TASK DIRECTIONS => Reproduce all the lines exactly as they stand, apart from the pictures.
━━━━━━━━━━
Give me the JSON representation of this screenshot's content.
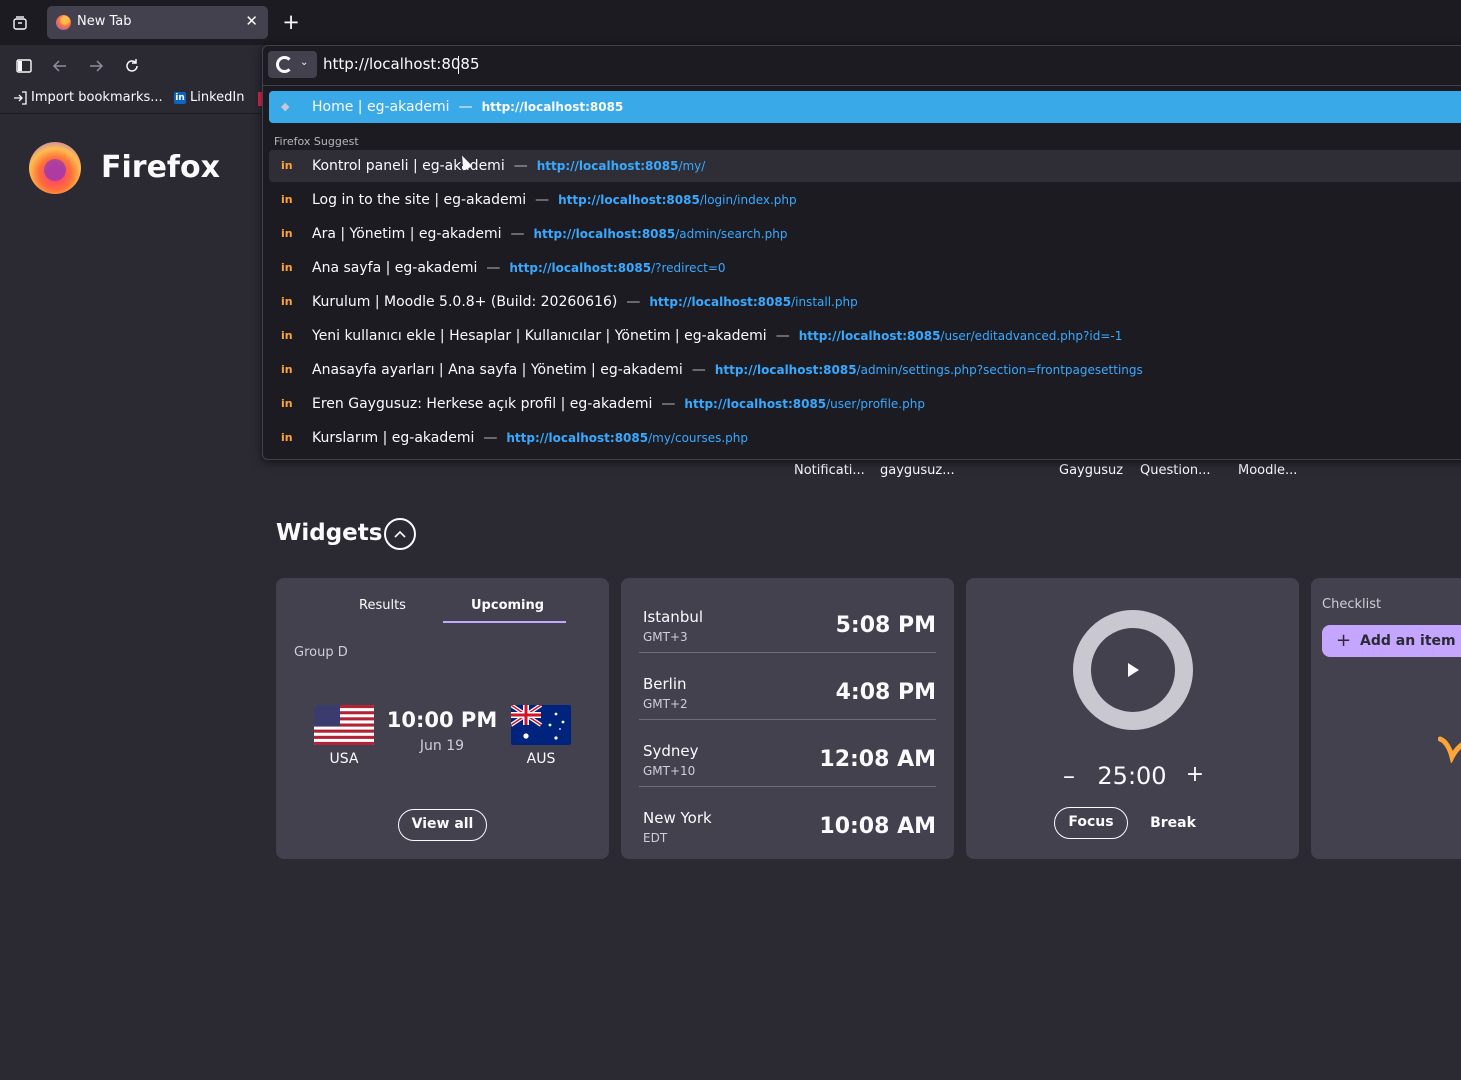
{
  "tabs": {
    "active_title": "New Tab",
    "close_symbol": "✕",
    "new_tab_symbol": "+"
  },
  "icons": {
    "list_all_tabs": "list-all-tabs-icon",
    "sidebar": "sidebar-icon",
    "back": "back-arrow-icon",
    "forward": "forward-arrow-icon",
    "reload": "reload-icon"
  },
  "bookmarks": {
    "import": "Import bookmarks...",
    "linkedin": "LinkedIn",
    "linkedin_icon": "in"
  },
  "urlbar": {
    "value": "http://localhost:8085",
    "search_engine": "google-icon",
    "search_engine_chevron": "⌄"
  },
  "dropdown": {
    "top_result": {
      "title": "Home | eg-akademi",
      "separator": "—",
      "url_host": "http://localhost:8085",
      "url_path": ""
    },
    "section_header": "Firefox Suggest",
    "suggestions": [
      {
        "title": "Kontrol paneli | eg-akademi",
        "separator": "—",
        "url_host": "http://localhost:8085",
        "url_path": "/my/"
      },
      {
        "title": "Log in to the site | eg-akademi",
        "separator": "—",
        "url_host": "http://localhost:8085",
        "url_path": "/login/index.php"
      },
      {
        "title": "Ara | Yönetim | eg-akademi",
        "separator": "—",
        "url_host": "http://localhost:8085",
        "url_path": "/admin/search.php"
      },
      {
        "title": "Ana sayfa | eg-akademi",
        "separator": "—",
        "url_host": "http://localhost:8085",
        "url_path": "/?redirect=0"
      },
      {
        "title": "Kurulum | Moodle 5.0.8+ (Build: 20260616)",
        "separator": "—",
        "url_host": "http://localhost:8085",
        "url_path": "/install.php"
      },
      {
        "title": "Yeni kullanıcı ekle | Hesaplar | Kullanıcılar | Yönetim | eg-akademi",
        "separator": "—",
        "url_host": "http://localhost:8085",
        "url_path": "/user/editadvanced.php?id=-1"
      },
      {
        "title": "Anasayfa ayarları | Ana sayfa | Yönetim | eg-akademi",
        "separator": "—",
        "url_host": "http://localhost:8085",
        "url_path": "/admin/settings.php?section=frontpagesettings"
      },
      {
        "title": "Eren Gaygusuz: Herkese açık profil | eg-akademi",
        "separator": "—",
        "url_host": "http://localhost:8085",
        "url_path": "/user/profile.php"
      },
      {
        "title": "Kurslarım | eg-akademi",
        "separator": "—",
        "url_host": "http://localhost:8085",
        "url_path": "/my/courses.php"
      }
    ],
    "suggestion_icon": "in"
  },
  "newtab": {
    "brand": "Firefox",
    "shortcuts": [
      "Notificati...",
      "gaygusuz...",
      "Gaygusuz",
      "Question...",
      "Moodle..."
    ],
    "widgets_title": "Widgets"
  },
  "sports": {
    "tab_results": "Results",
    "tab_upcoming": "Upcoming",
    "group": "Group D",
    "home_team": "USA",
    "away_team": "AUS",
    "time": "10:00 PM",
    "date": "Jun 19",
    "view_all": "View all"
  },
  "clocks": [
    {
      "city": "Istanbul",
      "tz": "GMT+3",
      "time": "5:08 PM"
    },
    {
      "city": "Berlin",
      "tz": "GMT+2",
      "time": "4:08 PM"
    },
    {
      "city": "Sydney",
      "tz": "GMT+10",
      "time": "12:08 AM"
    },
    {
      "city": "New York",
      "tz": "EDT",
      "time": "10:08 AM"
    }
  ],
  "timer": {
    "value": "25:00",
    "minus": "–",
    "plus": "+",
    "focus": "Focus",
    "break": "Break",
    "play_icon": "play-icon"
  },
  "checklist": {
    "label": "Checklist",
    "add_item": "Add an item",
    "plus": "+"
  },
  "colors": {
    "selected_result": "#3aa9e8",
    "accent_purple": "#c4a5ff",
    "link_blue": "#39a9ff"
  }
}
━━━━━━━━━━
RESULT OF THE TASK =>
Give me the JSON representation of this screenshot's content.
{
  "tabs": {
    "active_title": "New Tab",
    "close_symbol": "✕",
    "new_tab_symbol": "+"
  },
  "icons": {
    "list_all_tabs": "list-all-tabs-icon",
    "sidebar": "sidebar-icon",
    "back": "back-arrow-icon",
    "forward": "forward-arrow-icon",
    "reload": "reload-icon"
  },
  "bookmarks": {
    "import": "Import bookmarks...",
    "linkedin": "LinkedIn",
    "linkedin_icon": "in"
  },
  "urlbar": {
    "value": "http://localhost:8085",
    "search_engine": "google-icon",
    "search_engine_chevron": "⌄"
  },
  "dropdown": {
    "top_result": {
      "title": "Home | eg-akademi",
      "separator": "—",
      "url_host": "http://localhost:8085",
      "url_path": ""
    },
    "section_header": "Firefox Suggest",
    "suggestions": [
      {
        "title": "Kontrol paneli | eg-akademi",
        "separator": "—",
        "url_host": "http://localhost:8085",
        "url_path": "/my/"
      },
      {
        "title": "Log in to the site | eg-akademi",
        "separator": "—",
        "url_host": "http://localhost:8085",
        "url_path": "/login/index.php"
      },
      {
        "title": "Ara | Yönetim | eg-akademi",
        "separator": "—",
        "url_host": "http://localhost:8085",
        "url_path": "/admin/search.php"
      },
      {
        "title": "Ana sayfa | eg-akademi",
        "separator": "—",
        "url_host": "http://localhost:8085",
        "url_path": "/?redirect=0"
      },
      {
        "title": "Kurulum | Moodle 5.0.8+ (Build: 20260616)",
        "separator": "—",
        "url_host": "http://localhost:8085",
        "url_path": "/install.php"
      },
      {
        "title": "Yeni kullanıcı ekle | Hesaplar | Kullanıcılar | Yönetim | eg-akademi",
        "separator": "—",
        "url_host": "http://localhost:8085",
        "url_path": "/user/editadvanced.php?id=-1"
      },
      {
        "title": "Anasayfa ayarları | Ana sayfa | Yönetim | eg-akademi",
        "separator": "—",
        "url_host": "http://localhost:8085",
        "url_path": "/admin/settings.php?section=frontpagesettings"
      },
      {
        "title": "Eren Gaygusuz: Herkese açık profil | eg-akademi",
        "separator": "—",
        "url_host": "http://localhost:8085",
        "url_path": "/user/profile.php"
      },
      {
        "title": "Kurslarım | eg-akademi",
        "separator": "—",
        "url_host": "http://localhost:8085",
        "url_path": "/my/courses.php"
      }
    ],
    "suggestion_icon": "in"
  },
  "newtab": {
    "brand": "Firefox",
    "shortcuts": [
      "Notificati...",
      "gaygusuz...",
      "Gaygusuz",
      "Question...",
      "Moodle..."
    ],
    "widgets_title": "Widgets"
  },
  "sports": {
    "tab_results": "Results",
    "tab_upcoming": "Upcoming",
    "group": "Group D",
    "home_team": "USA",
    "away_team": "AUS",
    "time": "10:00 PM",
    "date": "Jun 19",
    "view_all": "View all"
  },
  "clocks": [
    {
      "city": "Istanbul",
      "tz": "GMT+3",
      "time": "5:08 PM"
    },
    {
      "city": "Berlin",
      "tz": "GMT+2",
      "time": "4:08 PM"
    },
    {
      "city": "Sydney",
      "tz": "GMT+10",
      "time": "12:08 AM"
    },
    {
      "city": "New York",
      "tz": "EDT",
      "time": "10:08 AM"
    }
  ],
  "timer": {
    "value": "25:00",
    "minus": "–",
    "plus": "+",
    "focus": "Focus",
    "break": "Break",
    "play_icon": "play-icon"
  },
  "checklist": {
    "label": "Checklist",
    "add_item": "Add an item",
    "plus": "+"
  },
  "colors": {
    "selected_result": "#3aa9e8",
    "accent_purple": "#c4a5ff",
    "link_blue": "#39a9ff"
  }
}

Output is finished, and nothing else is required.